Notícia | IA com Direitos | Plataformas e Mercados Digitais
Apoiadores de Marçal usam IA para gerar cortes virais automaticamente
“A galera acha que foi calculado, porque foi perfeito o negócio da carteira de trabalho”, explicou Pablo Marçal em entrevista ao Flow Podcast, ao comentar o episódio em que Guilherme Boulos (PSOL) perdeu a compostura após ser provocado e deu um tapa no documento — momento replicado milhões de vezes em cortes distribuídos por apoiadores do candidato do PRTB à Prefeitura de São Paulo.
“O cara [Boulos] fala assim: ‘Padre Kelmon’, querendo lacrar. ‘Vou aqui fazer um corte.’ Aqui a faca, tio. Você esqueceu que a faca fica comigo”, continuou Marçal na entrevista de 28 de agosto.

### DADOS ARMAZENADOS
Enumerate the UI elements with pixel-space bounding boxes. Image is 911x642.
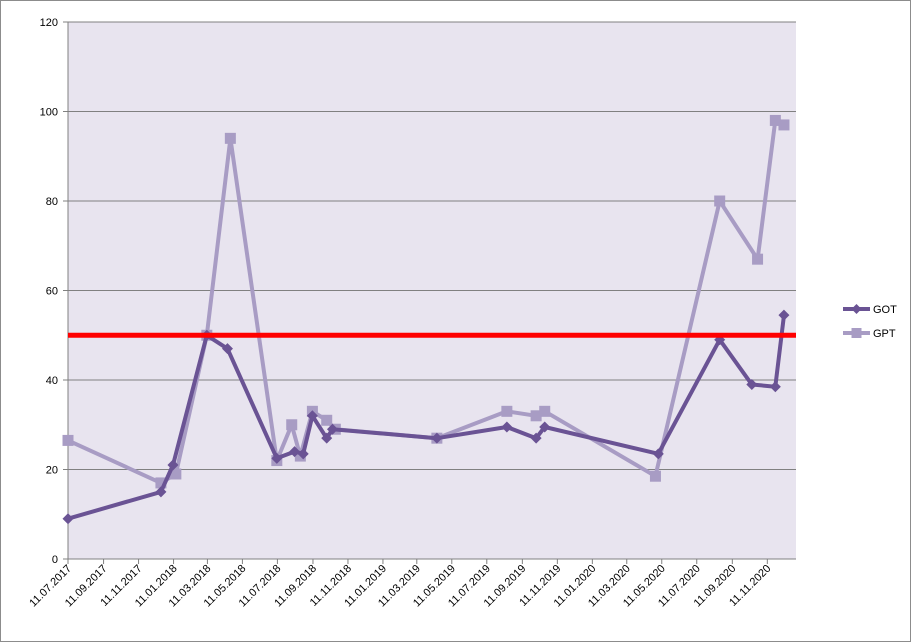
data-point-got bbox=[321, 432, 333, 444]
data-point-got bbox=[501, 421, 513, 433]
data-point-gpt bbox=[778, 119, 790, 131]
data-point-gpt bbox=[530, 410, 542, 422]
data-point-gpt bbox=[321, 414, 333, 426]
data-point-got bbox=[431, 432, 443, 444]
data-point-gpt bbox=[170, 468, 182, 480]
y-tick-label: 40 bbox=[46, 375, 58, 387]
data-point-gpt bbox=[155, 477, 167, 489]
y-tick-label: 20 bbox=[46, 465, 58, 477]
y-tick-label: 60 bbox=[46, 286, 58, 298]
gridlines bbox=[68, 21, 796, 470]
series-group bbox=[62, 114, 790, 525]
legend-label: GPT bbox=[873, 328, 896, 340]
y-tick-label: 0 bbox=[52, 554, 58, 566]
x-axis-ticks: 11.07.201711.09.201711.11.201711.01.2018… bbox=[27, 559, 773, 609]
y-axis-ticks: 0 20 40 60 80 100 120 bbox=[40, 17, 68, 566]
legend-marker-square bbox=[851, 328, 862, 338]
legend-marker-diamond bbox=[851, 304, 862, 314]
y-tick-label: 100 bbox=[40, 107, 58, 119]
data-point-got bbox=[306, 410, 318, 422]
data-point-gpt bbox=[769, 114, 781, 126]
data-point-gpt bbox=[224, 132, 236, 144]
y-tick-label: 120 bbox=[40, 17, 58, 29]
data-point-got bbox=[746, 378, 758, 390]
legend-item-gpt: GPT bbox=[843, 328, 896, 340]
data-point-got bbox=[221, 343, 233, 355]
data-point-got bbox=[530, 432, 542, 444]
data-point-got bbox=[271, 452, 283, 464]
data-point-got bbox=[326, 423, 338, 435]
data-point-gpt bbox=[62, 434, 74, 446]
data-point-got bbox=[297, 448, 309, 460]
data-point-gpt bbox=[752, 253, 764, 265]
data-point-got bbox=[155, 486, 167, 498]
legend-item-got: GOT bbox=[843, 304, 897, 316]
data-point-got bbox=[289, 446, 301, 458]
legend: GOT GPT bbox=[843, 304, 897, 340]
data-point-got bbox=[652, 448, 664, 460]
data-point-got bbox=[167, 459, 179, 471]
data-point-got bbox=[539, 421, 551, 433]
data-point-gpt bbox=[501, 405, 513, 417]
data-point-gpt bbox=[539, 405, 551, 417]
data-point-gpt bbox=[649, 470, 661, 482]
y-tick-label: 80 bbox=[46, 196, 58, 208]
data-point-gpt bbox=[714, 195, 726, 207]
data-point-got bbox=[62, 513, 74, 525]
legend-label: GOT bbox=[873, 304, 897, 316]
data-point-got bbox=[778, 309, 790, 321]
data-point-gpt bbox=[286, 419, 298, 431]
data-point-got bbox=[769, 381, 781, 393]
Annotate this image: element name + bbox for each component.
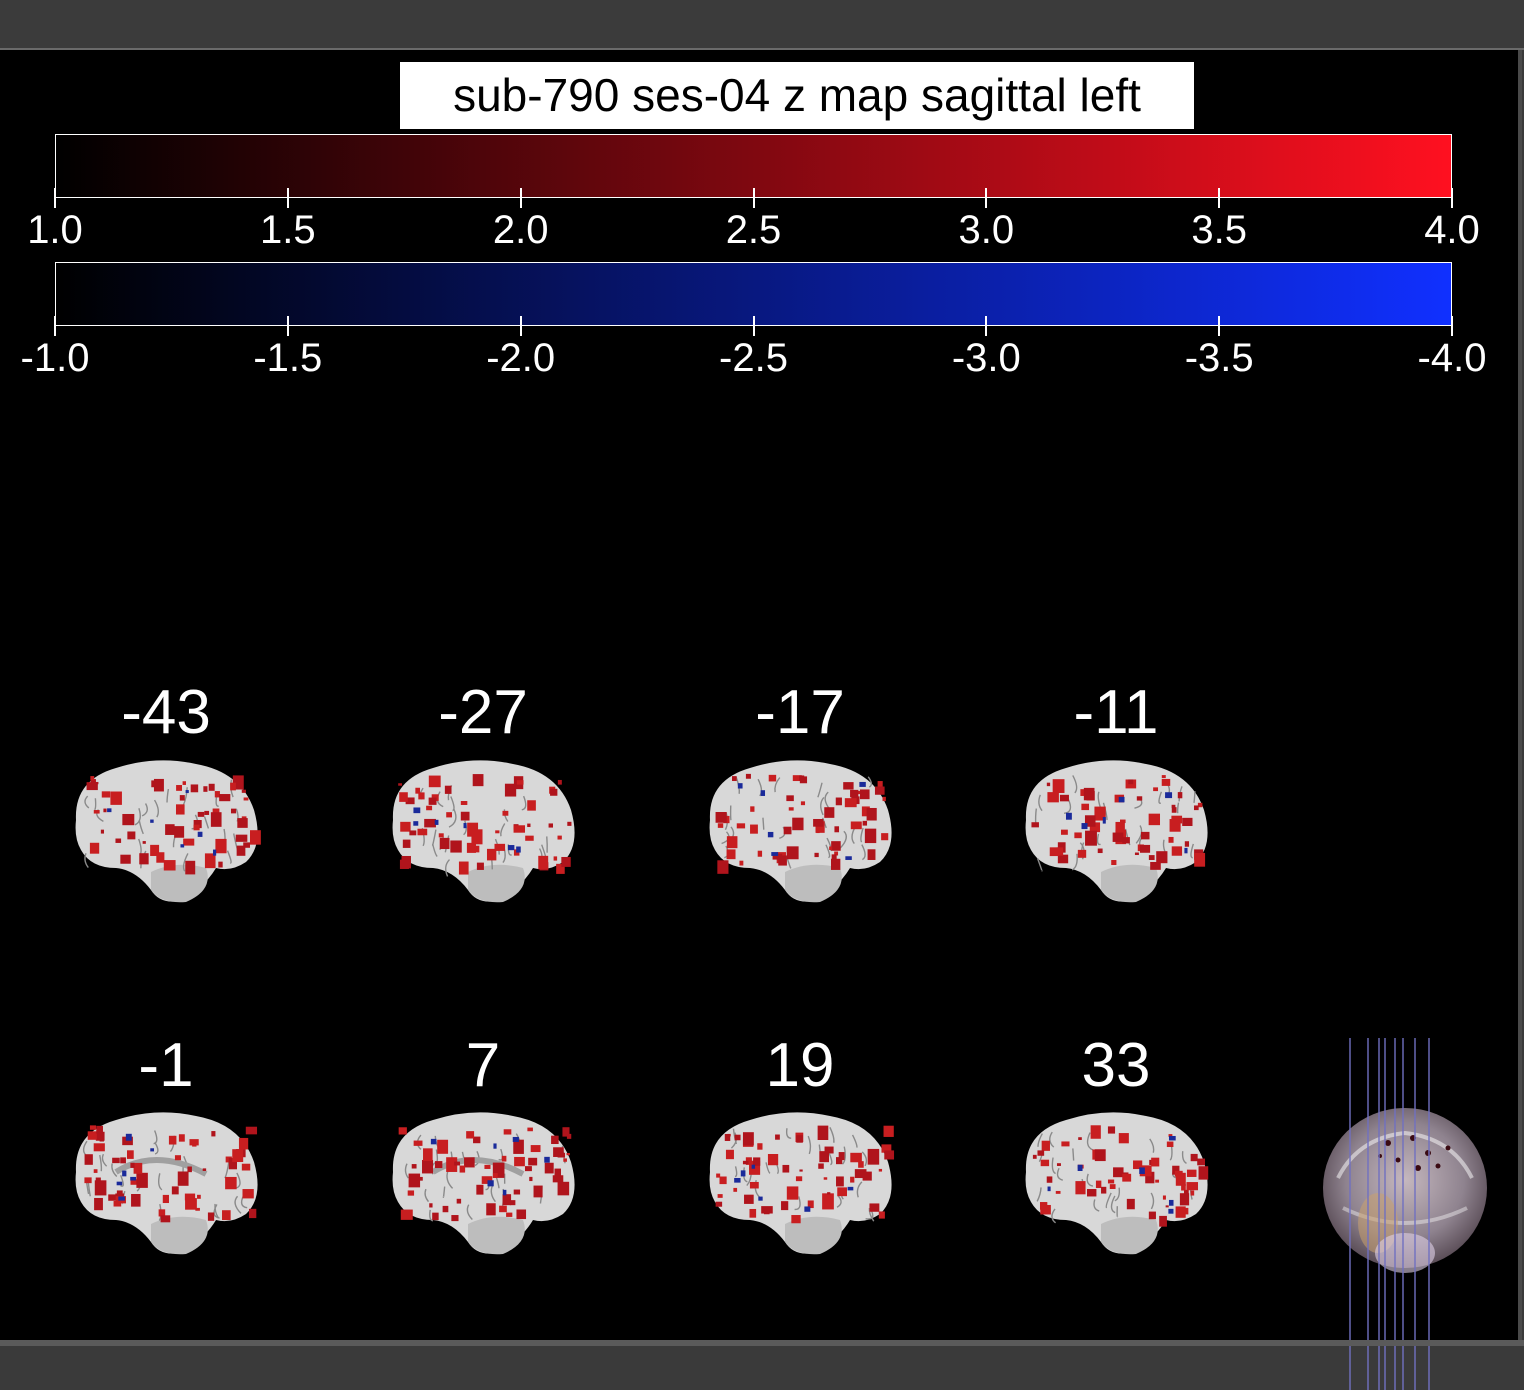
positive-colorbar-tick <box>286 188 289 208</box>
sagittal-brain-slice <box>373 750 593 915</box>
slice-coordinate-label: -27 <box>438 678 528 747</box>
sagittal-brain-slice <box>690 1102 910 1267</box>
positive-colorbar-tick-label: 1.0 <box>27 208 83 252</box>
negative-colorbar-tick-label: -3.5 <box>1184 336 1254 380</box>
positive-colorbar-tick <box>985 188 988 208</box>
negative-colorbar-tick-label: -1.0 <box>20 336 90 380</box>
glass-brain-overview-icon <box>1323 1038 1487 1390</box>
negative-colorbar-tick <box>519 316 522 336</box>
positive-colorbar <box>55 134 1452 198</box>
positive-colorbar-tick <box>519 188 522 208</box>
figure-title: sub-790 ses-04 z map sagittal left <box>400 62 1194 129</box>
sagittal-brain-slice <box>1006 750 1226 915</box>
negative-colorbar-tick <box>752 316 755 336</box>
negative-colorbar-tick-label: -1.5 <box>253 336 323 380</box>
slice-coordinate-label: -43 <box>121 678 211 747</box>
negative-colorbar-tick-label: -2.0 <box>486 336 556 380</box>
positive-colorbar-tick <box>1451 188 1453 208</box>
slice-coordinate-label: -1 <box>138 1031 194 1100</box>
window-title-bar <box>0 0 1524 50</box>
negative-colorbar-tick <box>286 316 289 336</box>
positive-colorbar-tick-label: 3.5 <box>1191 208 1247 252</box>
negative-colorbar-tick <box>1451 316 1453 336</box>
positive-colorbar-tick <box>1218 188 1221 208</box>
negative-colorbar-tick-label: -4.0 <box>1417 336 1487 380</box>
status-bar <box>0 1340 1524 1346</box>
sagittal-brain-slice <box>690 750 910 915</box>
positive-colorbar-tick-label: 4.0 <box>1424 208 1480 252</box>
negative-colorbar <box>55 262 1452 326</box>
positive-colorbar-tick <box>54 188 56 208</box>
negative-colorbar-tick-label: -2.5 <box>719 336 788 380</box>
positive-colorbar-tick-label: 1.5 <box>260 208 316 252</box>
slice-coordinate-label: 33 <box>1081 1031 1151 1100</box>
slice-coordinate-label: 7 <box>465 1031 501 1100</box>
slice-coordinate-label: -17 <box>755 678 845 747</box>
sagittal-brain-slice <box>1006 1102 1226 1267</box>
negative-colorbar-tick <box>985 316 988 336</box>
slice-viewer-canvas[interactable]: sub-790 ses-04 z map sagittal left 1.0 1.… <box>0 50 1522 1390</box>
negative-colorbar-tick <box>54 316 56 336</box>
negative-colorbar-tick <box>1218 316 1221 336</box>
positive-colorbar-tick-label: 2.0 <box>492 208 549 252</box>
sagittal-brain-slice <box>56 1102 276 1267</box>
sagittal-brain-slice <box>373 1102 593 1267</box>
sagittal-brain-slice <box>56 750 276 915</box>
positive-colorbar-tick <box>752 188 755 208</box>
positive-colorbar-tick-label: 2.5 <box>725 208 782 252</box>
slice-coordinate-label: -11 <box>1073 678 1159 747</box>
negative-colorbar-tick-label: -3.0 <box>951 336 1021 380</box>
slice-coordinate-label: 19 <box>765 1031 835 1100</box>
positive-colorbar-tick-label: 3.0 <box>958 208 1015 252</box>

### TAREFAS A CUMPRIR
A: Segundo a notícia sobre Pablo Marçal, em qual programa ele deu a entrevista citada?
B: Transcreva da notícia o trecho que começa nas palavras "Notícia | IA" e vai até as palavras "de São Paulo.", inclusive.
As entradas não têm relação com a notícia.

### LISTA DE RESPOSTAS
A: No Flow Podcast.

B:
Notícia | IA com Direitos | Plataformas e Mercados Digitais
Apoiadores de Marçal usam IA para gerar cortes virais automaticamente
“A galera acha que foi calculado, porque foi perfeito o negócio da carteira de trabalho”, explicou Pablo Marçal em entrevista ao Flow Podcast, ao comentar o episódio em que Guilherme Boulos (PSOL) perdeu a compostura após ser provocado e deu um tapa no documento — momento replicado milhões de vezes em cortes distribuídos por apoiadores do candidato do PRTB à Prefeitura de São Paulo.